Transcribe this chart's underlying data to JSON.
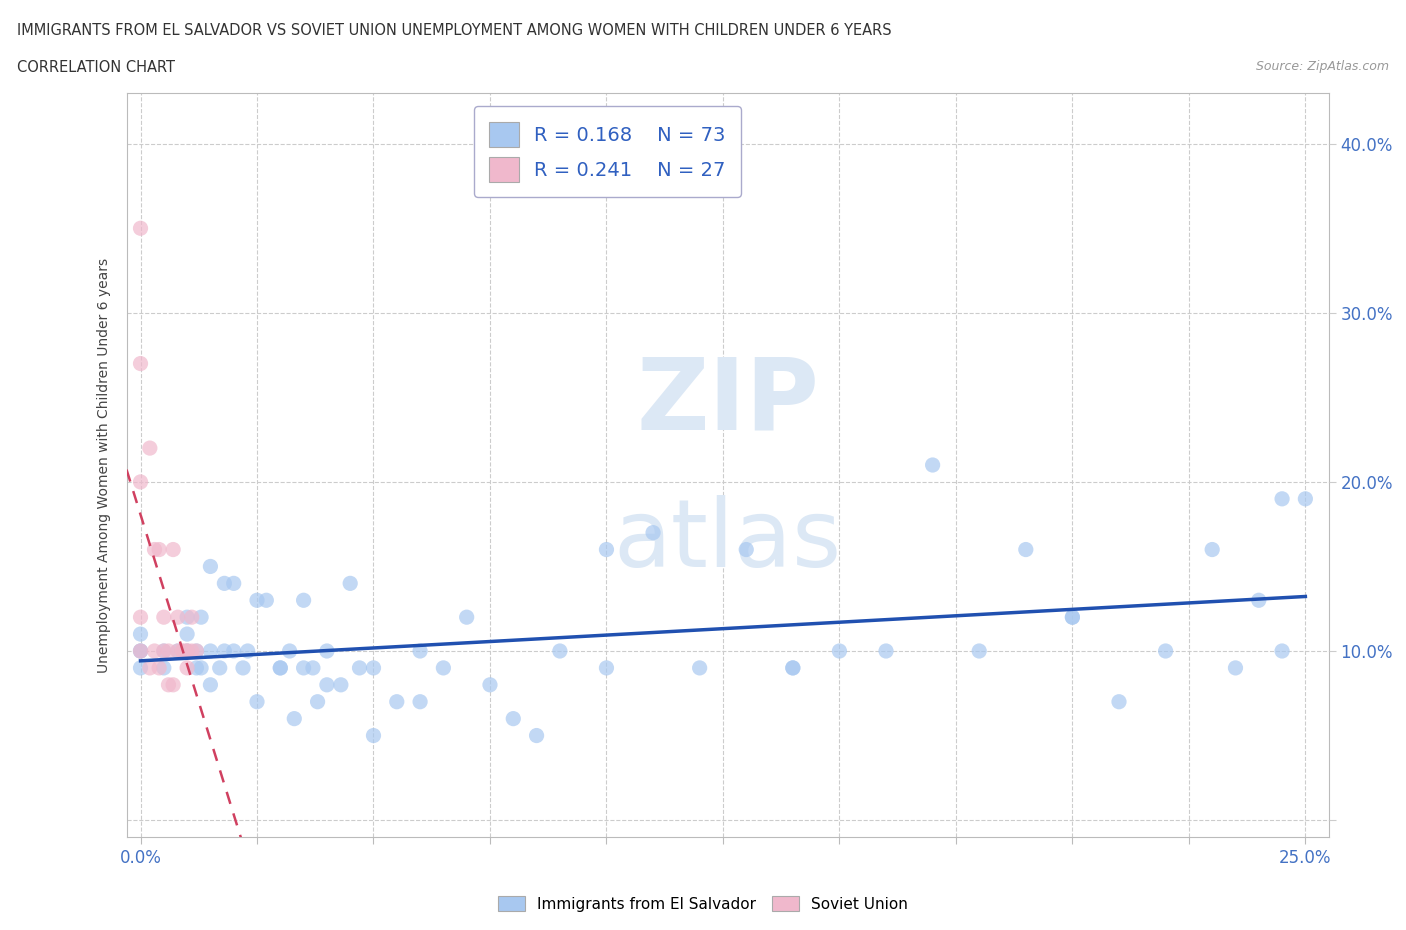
{
  "title_line1": "IMMIGRANTS FROM EL SALVADOR VS SOVIET UNION UNEMPLOYMENT AMONG WOMEN WITH CHILDREN UNDER 6 YEARS",
  "title_line2": "CORRELATION CHART",
  "source": "Source: ZipAtlas.com",
  "ylabel": "Unemployment Among Women with Children Under 6 years",
  "xlim": [
    -0.003,
    0.255
  ],
  "ylim": [
    -0.01,
    0.43
  ],
  "xticks": [
    0.0,
    0.025,
    0.05,
    0.075,
    0.1,
    0.125,
    0.15,
    0.175,
    0.2,
    0.225,
    0.25
  ],
  "yticks": [
    0.0,
    0.1,
    0.2,
    0.3,
    0.4
  ],
  "R_blue": 0.168,
  "N_blue": 73,
  "R_pink": 0.241,
  "N_pink": 27,
  "blue_color": "#a8c8f0",
  "pink_color": "#f0b8cc",
  "trend_blue_color": "#2050b0",
  "trend_pink_color": "#d04060",
  "blue_scatter_x": [
    0.0,
    0.0,
    0.0,
    0.0,
    0.005,
    0.005,
    0.008,
    0.01,
    0.01,
    0.01,
    0.012,
    0.012,
    0.013,
    0.013,
    0.015,
    0.015,
    0.015,
    0.017,
    0.018,
    0.018,
    0.02,
    0.02,
    0.022,
    0.023,
    0.025,
    0.025,
    0.027,
    0.03,
    0.03,
    0.032,
    0.033,
    0.035,
    0.035,
    0.037,
    0.038,
    0.04,
    0.04,
    0.043,
    0.045,
    0.047,
    0.05,
    0.05,
    0.055,
    0.06,
    0.06,
    0.065,
    0.07,
    0.075,
    0.08,
    0.085,
    0.09,
    0.1,
    0.1,
    0.11,
    0.12,
    0.13,
    0.14,
    0.14,
    0.15,
    0.16,
    0.17,
    0.18,
    0.19,
    0.2,
    0.2,
    0.21,
    0.22,
    0.23,
    0.235,
    0.24,
    0.245,
    0.245,
    0.25
  ],
  "blue_scatter_y": [
    0.09,
    0.1,
    0.1,
    0.11,
    0.09,
    0.1,
    0.1,
    0.1,
    0.11,
    0.12,
    0.09,
    0.1,
    0.09,
    0.12,
    0.08,
    0.1,
    0.15,
    0.09,
    0.1,
    0.14,
    0.1,
    0.14,
    0.09,
    0.1,
    0.07,
    0.13,
    0.13,
    0.09,
    0.09,
    0.1,
    0.06,
    0.09,
    0.13,
    0.09,
    0.07,
    0.08,
    0.1,
    0.08,
    0.14,
    0.09,
    0.05,
    0.09,
    0.07,
    0.07,
    0.1,
    0.09,
    0.12,
    0.08,
    0.06,
    0.05,
    0.1,
    0.09,
    0.16,
    0.17,
    0.09,
    0.16,
    0.09,
    0.09,
    0.1,
    0.1,
    0.21,
    0.1,
    0.16,
    0.12,
    0.12,
    0.07,
    0.1,
    0.16,
    0.09,
    0.13,
    0.1,
    0.19,
    0.19
  ],
  "pink_scatter_x": [
    0.0,
    0.0,
    0.0,
    0.0,
    0.0,
    0.002,
    0.002,
    0.003,
    0.003,
    0.004,
    0.004,
    0.005,
    0.005,
    0.006,
    0.006,
    0.007,
    0.007,
    0.008,
    0.008,
    0.009,
    0.009,
    0.01,
    0.01,
    0.01,
    0.011,
    0.011,
    0.012
  ],
  "pink_scatter_y": [
    0.1,
    0.12,
    0.2,
    0.27,
    0.35,
    0.09,
    0.22,
    0.1,
    0.16,
    0.09,
    0.16,
    0.1,
    0.12,
    0.1,
    0.08,
    0.08,
    0.16,
    0.1,
    0.12,
    0.1,
    0.1,
    0.09,
    0.1,
    0.1,
    0.1,
    0.12,
    0.1
  ]
}
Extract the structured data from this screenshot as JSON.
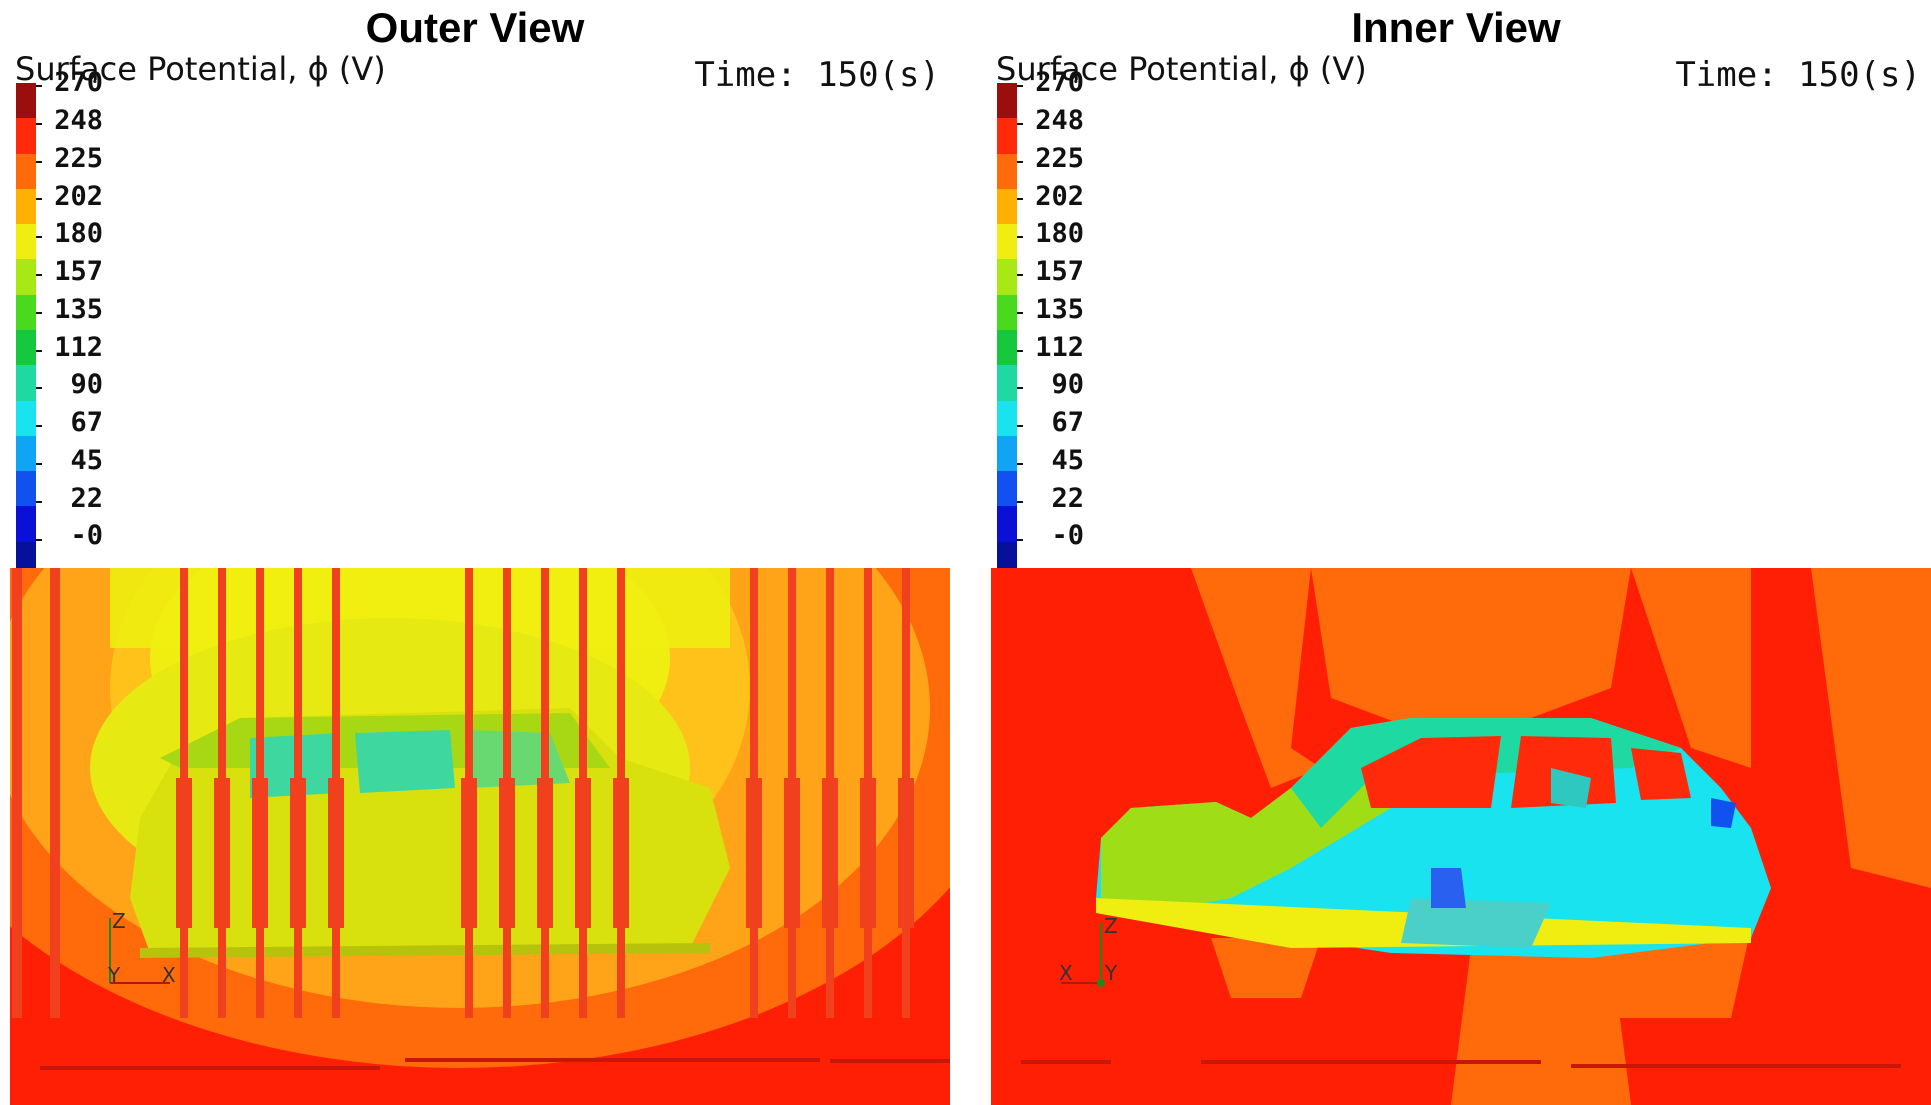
{
  "panels": {
    "outer": {
      "title": "Outer View",
      "colorbar_title": "Surface Potential, ϕ (V)",
      "time_label": "Time:",
      "time_value": "150(s)",
      "axes": {
        "z": "Z",
        "y": "Y",
        "x": "X"
      }
    },
    "inner": {
      "title": "Inner View",
      "colorbar_title": "Surface Potential, ϕ (V)",
      "time_label": "Time:",
      "time_value": "150(s)",
      "axes": {
        "z": "Z",
        "y": "Y",
        "x": "X"
      }
    }
  },
  "colorbar": {
    "ticks": [
      "270",
      "248",
      "225",
      "202",
      "180",
      "157",
      "135",
      "112",
      "90",
      "67",
      "45",
      "22",
      "-0"
    ],
    "colors": [
      "#9b0e0e",
      "#ff2a0a",
      "#ff6a0a",
      "#ffb000",
      "#f0ee10",
      "#a8e814",
      "#49d91d",
      "#16c83e",
      "#1fd9a2",
      "#18e3ee",
      "#10a5f4",
      "#1151f0",
      "#0b10d6",
      "#06109a"
    ]
  },
  "colors": {
    "outer_background": "#ffa319",
    "inner_background": "#ff1f05",
    "electrode": "#f0401e"
  }
}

● ● ● ●

GIVEN EXERCISE:
Extract all the data above exactly, excluding every picture.

EXPECTED ANSWER:
Transcribe this chart's underlying data to JSON.
{
  "title_line1": "IMMIGRANTS FROM EL SALVADOR VS SOVIET UNION UNEMPLOYMENT AMONG WOMEN WITH CHILDREN UNDER 6 YEARS",
  "title_line2": "CORRELATION CHART",
  "source": "Source: ZipAtlas.com",
  "ylabel": "Unemployment Among Women with Children Under 6 years",
  "xlim": [
    -0.003,
    0.255
  ],
  "ylim": [
    -0.01,
    0.43
  ],
  "xticks": [
    0.0,
    0.025,
    0.05,
    0.075,
    0.1,
    0.125,
    0.15,
    0.175,
    0.2,
    0.225,
    0.25
  ],
  "yticks": [
    0.0,
    0.1,
    0.2,
    0.3,
    0.4
  ],
  "R_blue": 0.168,
  "N_blue": 73,
  "R_pink": 0.241,
  "N_pink": 27,
  "blue_color": "#a8c8f0",
  "pink_color": "#f0b8cc",
  "trend_blue_color": "#2050b0",
  "trend_pink_color": "#d04060",
  "blue_scatter_x": [
    0.0,
    0.0,
    0.0,
    0.0,
    0.005,
    0.005,
    0.008,
    0.01,
    0.01,
    0.01,
    0.012,
    0.012,
    0.013,
    0.013,
    0.015,
    0.015,
    0.015,
    0.017,
    0.018,
    0.018,
    0.02,
    0.02,
    0.022,
    0.023,
    0.025,
    0.025,
    0.027,
    0.03,
    0.03,
    0.032,
    0.033,
    0.035,
    0.035,
    0.037,
    0.038,
    0.04,
    0.04,
    0.043,
    0.045,
    0.047,
    0.05,
    0.05,
    0.055,
    0.06,
    0.06,
    0.065,
    0.07,
    0.075,
    0.08,
    0.085,
    0.09,
    0.1,
    0.1,
    0.11,
    0.12,
    0.13,
    0.14,
    0.14,
    0.15,
    0.16,
    0.17,
    0.18,
    0.19,
    0.2,
    0.2,
    0.21,
    0.22,
    0.23,
    0.235,
    0.24,
    0.245,
    0.245,
    0.25
  ],
  "blue_scatter_y": [
    0.09,
    0.1,
    0.1,
    0.11,
    0.09,
    0.1,
    0.1,
    0.1,
    0.11,
    0.12,
    0.09,
    0.1,
    0.09,
    0.12,
    0.08,
    0.1,
    0.15,
    0.09,
    0.1,
    0.14,
    0.1,
    0.14,
    0.09,
    0.1,
    0.07,
    0.13,
    0.13,
    0.09,
    0.09,
    0.1,
    0.06,
    0.09,
    0.13,
    0.09,
    0.07,
    0.08,
    0.1,
    0.08,
    0.14,
    0.09,
    0.05,
    0.09,
    0.07,
    0.07,
    0.1,
    0.09,
    0.12,
    0.08,
    0.06,
    0.05,
    0.1,
    0.09,
    0.16,
    0.17,
    0.09,
    0.16,
    0.09,
    0.09,
    0.1,
    0.1,
    0.21,
    0.1,
    0.16,
    0.12,
    0.12,
    0.07,
    0.1,
    0.16,
    0.09,
    0.13,
    0.1,
    0.19,
    0.19
  ],
  "pink_scatter_x": [
    0.0,
    0.0,
    0.0,
    0.0,
    0.0,
    0.002,
    0.002,
    0.003,
    0.003,
    0.004,
    0.004,
    0.005,
    0.005,
    0.006,
    0.006,
    0.007,
    0.007,
    0.008,
    0.008,
    0.009,
    0.009,
    0.01,
    0.01,
    0.01,
    0.011,
    0.011,
    0.012
  ],
  "pink_scatter_y": [
    0.1,
    0.12,
    0.2,
    0.27,
    0.35,
    0.09,
    0.22,
    0.1,
    0.16,
    0.09,
    0.16,
    0.1,
    0.12,
    0.1,
    0.08,
    0.08,
    0.16,
    0.1,
    0.12,
    0.1,
    0.1,
    0.09,
    0.1,
    0.1,
    0.1,
    0.12,
    0.1
  ]
}
Extract the structured data from this screenshot as JSON.
{
  "panels": {
    "outer": {
      "title": "Outer View",
      "colorbar_title": "Surface Potential, ϕ (V)",
      "time_label": "Time:",
      "time_value": "150(s)",
      "axes": {
        "z": "Z",
        "y": "Y",
        "x": "X"
      }
    },
    "inner": {
      "title": "Inner View",
      "colorbar_title": "Surface Potential, ϕ (V)",
      "time_label": "Time:",
      "time_value": "150(s)",
      "axes": {
        "z": "Z",
        "y": "Y",
        "x": "X"
      }
    }
  },
  "colorbar": {
    "ticks": [
      "270",
      "248",
      "225",
      "202",
      "180",
      "157",
      "135",
      "112",
      "90",
      "67",
      "45",
      "22",
      "-0"
    ],
    "colors": [
      "#9b0e0e",
      "#ff2a0a",
      "#ff6a0a",
      "#ffb000",
      "#f0ee10",
      "#a8e814",
      "#49d91d",
      "#16c83e",
      "#1fd9a2",
      "#18e3ee",
      "#10a5f4",
      "#1151f0",
      "#0b10d6",
      "#06109a"
    ]
  },
  "colors": {
    "outer_background": "#ffa319",
    "inner_background": "#ff1f05",
    "electrode": "#f0401e"
  }
}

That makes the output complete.